(DATASET CONTENT Opens)

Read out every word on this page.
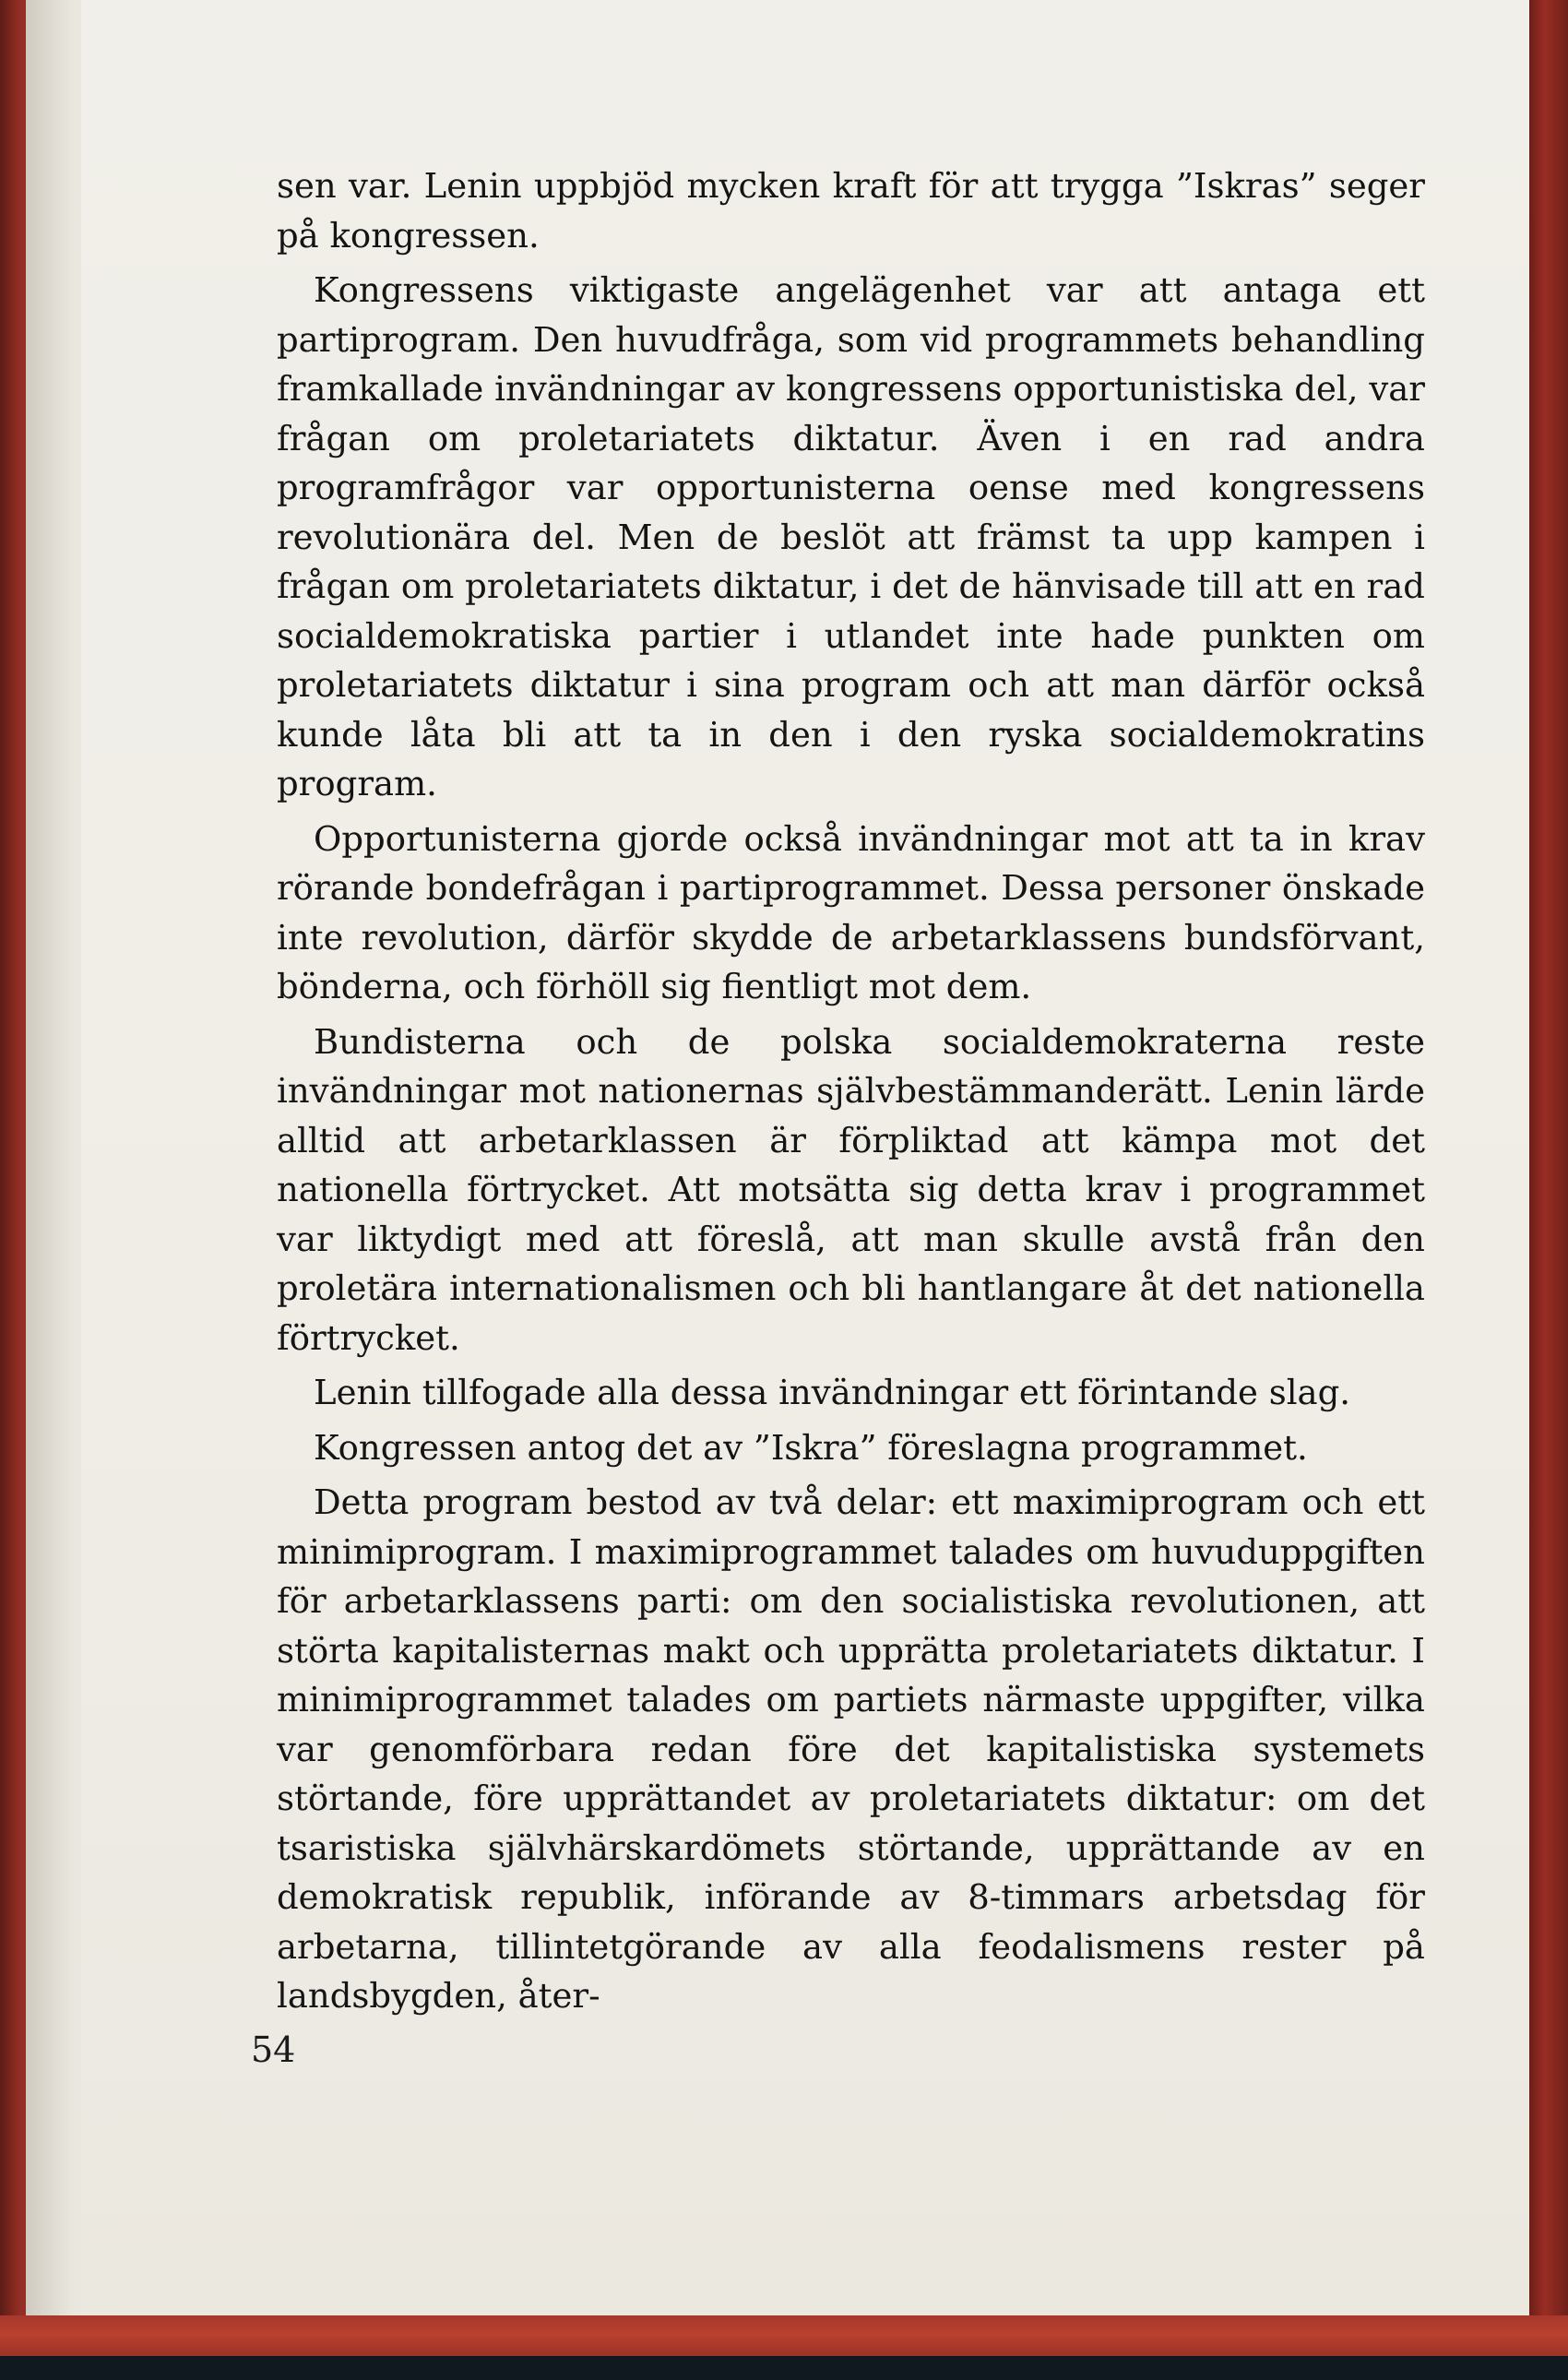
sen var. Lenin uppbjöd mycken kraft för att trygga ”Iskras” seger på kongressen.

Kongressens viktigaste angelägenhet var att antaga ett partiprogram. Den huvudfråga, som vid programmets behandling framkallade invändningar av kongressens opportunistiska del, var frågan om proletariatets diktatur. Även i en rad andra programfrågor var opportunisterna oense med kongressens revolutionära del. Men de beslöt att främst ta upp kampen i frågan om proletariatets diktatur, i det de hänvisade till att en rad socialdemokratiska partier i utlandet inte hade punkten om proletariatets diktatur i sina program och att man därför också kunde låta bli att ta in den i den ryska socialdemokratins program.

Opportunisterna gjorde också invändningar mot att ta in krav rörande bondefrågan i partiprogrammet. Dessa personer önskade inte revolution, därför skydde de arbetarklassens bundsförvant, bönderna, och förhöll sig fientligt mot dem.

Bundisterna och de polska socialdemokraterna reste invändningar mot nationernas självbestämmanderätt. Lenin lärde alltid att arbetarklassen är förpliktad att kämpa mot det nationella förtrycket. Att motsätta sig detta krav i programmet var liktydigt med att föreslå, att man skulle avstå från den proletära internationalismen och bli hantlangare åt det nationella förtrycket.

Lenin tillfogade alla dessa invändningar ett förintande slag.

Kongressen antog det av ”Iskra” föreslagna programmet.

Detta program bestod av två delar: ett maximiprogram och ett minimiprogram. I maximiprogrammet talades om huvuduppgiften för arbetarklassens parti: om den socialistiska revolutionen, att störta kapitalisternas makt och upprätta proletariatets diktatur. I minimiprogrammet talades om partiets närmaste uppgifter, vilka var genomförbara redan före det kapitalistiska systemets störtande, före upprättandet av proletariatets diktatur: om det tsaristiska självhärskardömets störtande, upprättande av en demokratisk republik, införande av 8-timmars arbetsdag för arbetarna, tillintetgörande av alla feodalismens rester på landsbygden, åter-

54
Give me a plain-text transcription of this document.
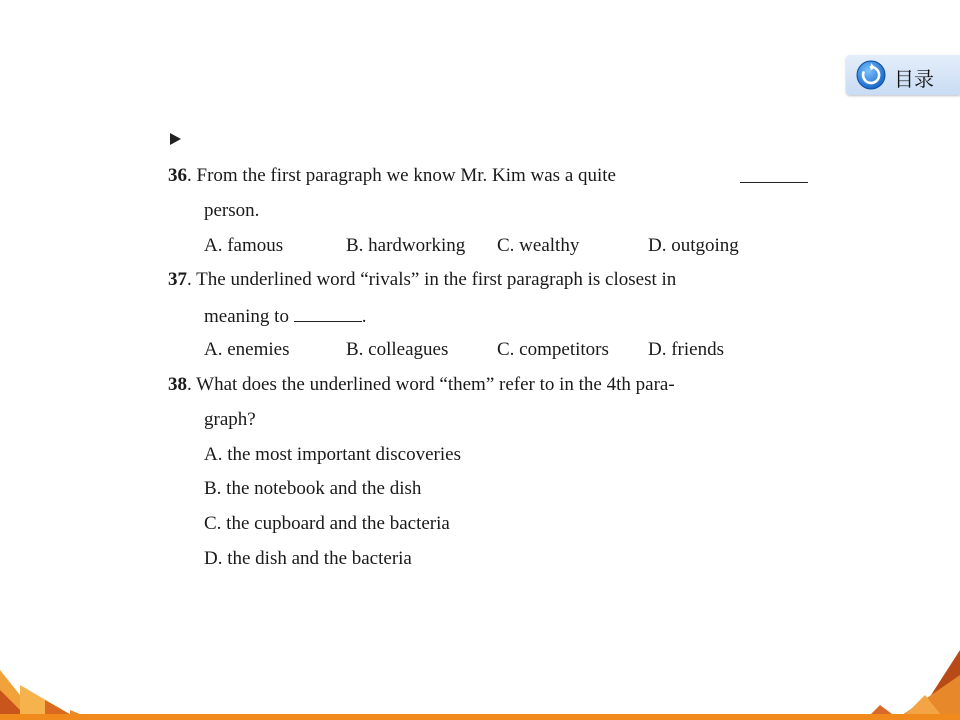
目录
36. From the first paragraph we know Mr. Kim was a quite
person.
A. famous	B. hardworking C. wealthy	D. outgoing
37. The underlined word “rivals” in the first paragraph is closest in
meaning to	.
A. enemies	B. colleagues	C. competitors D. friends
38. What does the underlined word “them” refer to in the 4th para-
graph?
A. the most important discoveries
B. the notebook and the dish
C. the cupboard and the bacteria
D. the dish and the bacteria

(DATASET CONTENT Closes)

PROBLEM |
Make an exact copy of the records, pictures excluded.

RESPONSE |
Read out every word on this page.
sen var. Lenin uppbjöd mycken kraft för att trygga ”Iskras” seger på kongressen.

Kongressens viktigaste angelägenhet var att antaga ett partiprogram. Den huvudfråga, som vid programmets behandling framkallade invändningar av kongressens opportunistiska del, var frågan om proletariatets diktatur. Även i en rad andra programfrågor var opportunisterna oense med kongressens revolutionära del. Men de beslöt att främst ta upp kampen i frågan om proletariatets diktatur, i det de hänvisade till att en rad socialdemokratiska partier i utlandet inte hade punkten om proletariatets diktatur i sina program och att man därför också kunde låta bli att ta in den i den ryska socialdemokratins program.

Opportunisterna gjorde också invändningar mot att ta in krav rörande bondefrågan i partiprogrammet. Dessa personer önskade inte revolution, därför skydde de arbetarklassens bundsförvant, bönderna, och förhöll sig fientligt mot dem.

Bundisterna och de polska socialdemokraterna reste invändningar mot nationernas självbestämmanderätt. Lenin lärde alltid att arbetarklassen är förpliktad att kämpa mot det nationella förtrycket. Att motsätta sig detta krav i programmet var liktydigt med att föreslå, att man skulle avstå från den proletära internationalismen och bli hantlangare åt det nationella förtrycket.

Lenin tillfogade alla dessa invändningar ett förintande slag.

Kongressen antog det av ”Iskra” föreslagna programmet.

Detta program bestod av två delar: ett maximiprogram och ett minimiprogram. I maximiprogrammet talades om huvuduppgiften för arbetarklassens parti: om den socialistiska revolutionen, att störta kapitalisternas makt och upprätta proletariatets diktatur. I minimiprogrammet talades om partiets närmaste uppgifter, vilka var genomförbara redan före det kapitalistiska systemets störtande, före upprättandet av proletariatets diktatur: om det tsaristiska självhärskardömets störtande, upprättande av en demokratisk republik, införande av 8-timmars arbetsdag för arbetarna, tillintetgörande av alla feodalismens rester på landsbygden, åter-

54
Give me a plain-text transcription of this document.
目录
36. From the first paragraph we know Mr. Kim was a quite
person.
A. famous	B. hardworking C. wealthy	D. outgoing
37. The underlined word “rivals” in the first paragraph is closest in
meaning to	.
A. enemies	B. colleagues	C. competitors D. friends
38. What does the underlined word “them” refer to in the 4th para-
graph?
A. the most important discoveries
B. the notebook and the dish
C. the cupboard and the bacteria
D. the dish and the bacteria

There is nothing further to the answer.